Supplied material:
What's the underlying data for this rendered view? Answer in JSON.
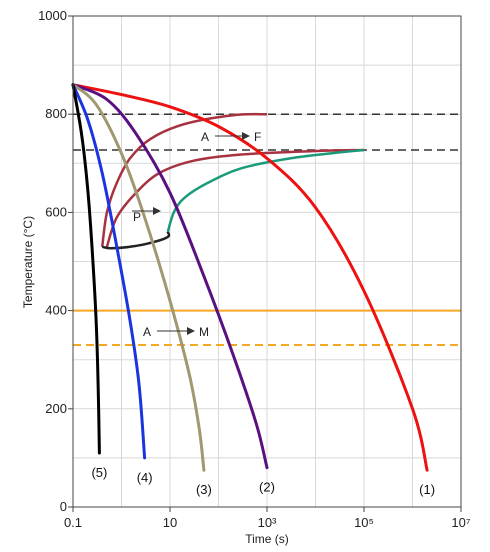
{
  "chart_data": {
    "type": "line",
    "x_scale": "log",
    "xlabel": "Time (s)",
    "ylabel": "Temperature (°C)",
    "xlim": [
      0.1,
      10000000
    ],
    "ylim": [
      0,
      1000
    ],
    "x_ticks": [
      {
        "value": 0.1,
        "label": "0.1"
      },
      {
        "value": 10,
        "label": "10"
      },
      {
        "value": 1000,
        "label": "10³"
      },
      {
        "value": 100000,
        "label": "10⁵"
      },
      {
        "value": 10000000,
        "label": "10⁷"
      }
    ],
    "y_ticks": [
      {
        "value": 0,
        "label": "0"
      },
      {
        "value": 200,
        "label": "200"
      },
      {
        "value": 400,
        "label": "400"
      },
      {
        "value": 600,
        "label": "600"
      },
      {
        "value": 800,
        "label": "800"
      },
      {
        "value": 1000,
        "label": "1000"
      }
    ],
    "grid": true,
    "reference_lines": [
      {
        "y": 800,
        "style": "dashed",
        "color": "#333333"
      },
      {
        "y": 727,
        "style": "dashed",
        "color": "#333333"
      },
      {
        "y": 400,
        "style": "solid",
        "color": "#f5a623"
      },
      {
        "y": 330,
        "style": "dashed",
        "color": "#f5a623"
      }
    ],
    "transformation_curves": [
      {
        "color": "#a83240",
        "points": [
          [
            0.4,
            530
          ],
          [
            0.5,
            600
          ],
          [
            0.8,
            660
          ],
          [
            1.5,
            710
          ],
          [
            4,
            750
          ],
          [
            20,
            780
          ],
          [
            200,
            798
          ],
          [
            1000,
            800
          ]
        ]
      },
      {
        "color": "#a83240",
        "points": [
          [
            0.5,
            530
          ],
          [
            0.8,
            590
          ],
          [
            2,
            640
          ],
          [
            6,
            680
          ],
          [
            30,
            705
          ],
          [
            300,
            718
          ],
          [
            10000,
            725
          ],
          [
            100000,
            727
          ]
        ]
      },
      {
        "color": "#1a9a7a",
        "points": [
          [
            9,
            560
          ],
          [
            12,
            600
          ],
          [
            20,
            630
          ],
          [
            60,
            660
          ],
          [
            300,
            690
          ],
          [
            3000,
            710
          ],
          [
            30000,
            722
          ],
          [
            100000,
            727
          ]
        ]
      },
      {
        "color": "#222222",
        "points": [
          [
            0.4,
            530
          ],
          [
            0.6,
            527
          ],
          [
            1.5,
            530
          ],
          [
            4,
            538
          ],
          [
            9,
            550
          ],
          [
            9,
            560
          ]
        ]
      }
    ],
    "series": [
      {
        "label": "(1)",
        "color": "#ee1111",
        "points": [
          [
            0.1,
            860
          ],
          [
            1,
            840
          ],
          [
            10,
            815
          ],
          [
            100,
            775
          ],
          [
            1000,
            710
          ],
          [
            10000,
            610
          ],
          [
            100000,
            440
          ],
          [
            1000000,
            200
          ],
          [
            2000000,
            75
          ]
        ]
      },
      {
        "label": "(2)",
        "color": "#5a1080",
        "points": [
          [
            0.1,
            860
          ],
          [
            0.5,
            830
          ],
          [
            2,
            760
          ],
          [
            10,
            640
          ],
          [
            50,
            470
          ],
          [
            200,
            310
          ],
          [
            600,
            170
          ],
          [
            1000,
            80
          ]
        ]
      },
      {
        "label": "(3)",
        "color": "#a09870",
        "points": [
          [
            0.1,
            860
          ],
          [
            0.3,
            820
          ],
          [
            1,
            720
          ],
          [
            3,
            590
          ],
          [
            10,
            420
          ],
          [
            25,
            270
          ],
          [
            40,
            160
          ],
          [
            50,
            75
          ]
        ]
      },
      {
        "label": "(4)",
        "color": "#1a35e0",
        "points": [
          [
            0.1,
            860
          ],
          [
            0.2,
            790
          ],
          [
            0.4,
            680
          ],
          [
            0.8,
            530
          ],
          [
            1.5,
            380
          ],
          [
            2.3,
            250
          ],
          [
            3,
            100
          ]
        ]
      },
      {
        "label": "(5)",
        "color": "#000000",
        "points": [
          [
            0.1,
            860
          ],
          [
            0.15,
            760
          ],
          [
            0.2,
            650
          ],
          [
            0.25,
            520
          ],
          [
            0.3,
            380
          ],
          [
            0.33,
            250
          ],
          [
            0.35,
            110
          ]
        ]
      }
    ],
    "annotations": [
      {
        "text": "A",
        "arrow_to": "F"
      },
      {
        "text": "P",
        "arrow": true
      },
      {
        "text": "A",
        "arrow_to": "M"
      }
    ]
  }
}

Objective:
Reproduce the listing word for word and omit its pictures.

Solution to the problem:
What's the underlying data for this rendered view? Answer in JSON.
{
  "chart_data": {
    "type": "line",
    "x_scale": "log",
    "xlabel": "Time (s)",
    "ylabel": "Temperature (°C)",
    "xlim": [
      0.1,
      10000000
    ],
    "ylim": [
      0,
      1000
    ],
    "x_ticks": [
      {
        "value": 0.1,
        "label": "0.1"
      },
      {
        "value": 10,
        "label": "10"
      },
      {
        "value": 1000,
        "label": "10³"
      },
      {
        "value": 100000,
        "label": "10⁵"
      },
      {
        "value": 10000000,
        "label": "10⁷"
      }
    ],
    "y_ticks": [
      {
        "value": 0,
        "label": "0"
      },
      {
        "value": 200,
        "label": "200"
      },
      {
        "value": 400,
        "label": "400"
      },
      {
        "value": 600,
        "label": "600"
      },
      {
        "value": 800,
        "label": "800"
      },
      {
        "value": 1000,
        "label": "1000"
      }
    ],
    "grid": true,
    "reference_lines": [
      {
        "y": 800,
        "style": "dashed",
        "color": "#333333"
      },
      {
        "y": 727,
        "style": "dashed",
        "color": "#333333"
      },
      {
        "y": 400,
        "style": "solid",
        "color": "#f5a623"
      },
      {
        "y": 330,
        "style": "dashed",
        "color": "#f5a623"
      }
    ],
    "transformation_curves": [
      {
        "color": "#a83240",
        "points": [
          [
            0.4,
            530
          ],
          [
            0.5,
            600
          ],
          [
            0.8,
            660
          ],
          [
            1.5,
            710
          ],
          [
            4,
            750
          ],
          [
            20,
            780
          ],
          [
            200,
            798
          ],
          [
            1000,
            800
          ]
        ]
      },
      {
        "color": "#a83240",
        "points": [
          [
            0.5,
            530
          ],
          [
            0.8,
            590
          ],
          [
            2,
            640
          ],
          [
            6,
            680
          ],
          [
            30,
            705
          ],
          [
            300,
            718
          ],
          [
            10000,
            725
          ],
          [
            100000,
            727
          ]
        ]
      },
      {
        "color": "#1a9a7a",
        "points": [
          [
            9,
            560
          ],
          [
            12,
            600
          ],
          [
            20,
            630
          ],
          [
            60,
            660
          ],
          [
            300,
            690
          ],
          [
            3000,
            710
          ],
          [
            30000,
            722
          ],
          [
            100000,
            727
          ]
        ]
      },
      {
        "color": "#222222",
        "points": [
          [
            0.4,
            530
          ],
          [
            0.6,
            527
          ],
          [
            1.5,
            530
          ],
          [
            4,
            538
          ],
          [
            9,
            550
          ],
          [
            9,
            560
          ]
        ]
      }
    ],
    "series": [
      {
        "label": "(1)",
        "color": "#ee1111",
        "points": [
          [
            0.1,
            860
          ],
          [
            1,
            840
          ],
          [
            10,
            815
          ],
          [
            100,
            775
          ],
          [
            1000,
            710
          ],
          [
            10000,
            610
          ],
          [
            100000,
            440
          ],
          [
            1000000,
            200
          ],
          [
            2000000,
            75
          ]
        ]
      },
      {
        "label": "(2)",
        "color": "#5a1080",
        "points": [
          [
            0.1,
            860
          ],
          [
            0.5,
            830
          ],
          [
            2,
            760
          ],
          [
            10,
            640
          ],
          [
            50,
            470
          ],
          [
            200,
            310
          ],
          [
            600,
            170
          ],
          [
            1000,
            80
          ]
        ]
      },
      {
        "label": "(3)",
        "color": "#a09870",
        "points": [
          [
            0.1,
            860
          ],
          [
            0.3,
            820
          ],
          [
            1,
            720
          ],
          [
            3,
            590
          ],
          [
            10,
            420
          ],
          [
            25,
            270
          ],
          [
            40,
            160
          ],
          [
            50,
            75
          ]
        ]
      },
      {
        "label": "(4)",
        "color": "#1a35e0",
        "points": [
          [
            0.1,
            860
          ],
          [
            0.2,
            790
          ],
          [
            0.4,
            680
          ],
          [
            0.8,
            530
          ],
          [
            1.5,
            380
          ],
          [
            2.3,
            250
          ],
          [
            3,
            100
          ]
        ]
      },
      {
        "label": "(5)",
        "color": "#000000",
        "points": [
          [
            0.1,
            860
          ],
          [
            0.15,
            760
          ],
          [
            0.2,
            650
          ],
          [
            0.25,
            520
          ],
          [
            0.3,
            380
          ],
          [
            0.33,
            250
          ],
          [
            0.35,
            110
          ]
        ]
      }
    ],
    "annotations": [
      {
        "text": "A",
        "arrow_to": "F"
      },
      {
        "text": "P",
        "arrow": true
      },
      {
        "text": "A",
        "arrow_to": "M"
      }
    ]
  }
}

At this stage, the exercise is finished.